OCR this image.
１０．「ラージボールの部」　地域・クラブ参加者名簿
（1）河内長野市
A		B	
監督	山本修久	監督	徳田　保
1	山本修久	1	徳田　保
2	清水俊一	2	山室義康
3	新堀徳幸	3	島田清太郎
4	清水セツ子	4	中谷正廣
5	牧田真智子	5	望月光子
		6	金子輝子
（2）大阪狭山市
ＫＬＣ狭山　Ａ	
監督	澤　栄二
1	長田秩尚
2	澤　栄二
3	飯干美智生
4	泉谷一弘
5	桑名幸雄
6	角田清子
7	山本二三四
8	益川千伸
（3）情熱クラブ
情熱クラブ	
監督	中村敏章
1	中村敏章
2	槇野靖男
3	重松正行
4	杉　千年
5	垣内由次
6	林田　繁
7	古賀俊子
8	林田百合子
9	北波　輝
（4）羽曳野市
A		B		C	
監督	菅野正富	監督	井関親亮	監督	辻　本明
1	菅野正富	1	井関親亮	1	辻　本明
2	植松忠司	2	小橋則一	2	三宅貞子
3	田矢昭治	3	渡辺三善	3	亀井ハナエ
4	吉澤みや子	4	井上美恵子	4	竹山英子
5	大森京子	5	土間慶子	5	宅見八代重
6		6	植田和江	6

────────────────

-- TO DO --
Copy each entry exactly, with nothing added or dropped.

-- FINISHED EXERCISE --
OCR this image.
１０．「ラージボールの部」　地域・クラブ参加者名簿
（1）河内長野市
A		B	
監督	山本修久	監督	徳田　保
1	山本修久	1	徳田　保
2	清水俊一	2	山室義康
3	新堀徳幸	3	島田清太郎
4	清水セツ子	4	中谷正廣
5	牧田真智子	5	望月光子
		6	金子輝子
（2）大阪狭山市
ＫＬＣ狭山　Ａ	
監督	澤　栄二
1	長田秩尚
2	澤　栄二
3	飯干美智生
4	泉谷一弘
5	桑名幸雄
6	角田清子
7	山本二三四
8	益川千伸
（3）情熱クラブ
情熱クラブ	
監督	中村敏章
1	中村敏章
2	槇野靖男
3	重松正行
4	杉　千年
5	垣内由次
6	林田　繁
7	古賀俊子
8	林田百合子
9	北波　輝
（4）羽曳野市
A		B		C	
監督	菅野正富	監督	井関親亮	監督	辻　本明
1	菅野正富	1	井関親亮	1	辻　本明
2	植松忠司	2	小橋則一	2	三宅貞子
3	田矢昭治	3	渡辺三善	3	亀井ハナエ
4	吉澤みや子	4	井上美恵子	4	竹山英子
5	大森京子	5	土間慶子	5	宅見八代重
6		6	植田和江	6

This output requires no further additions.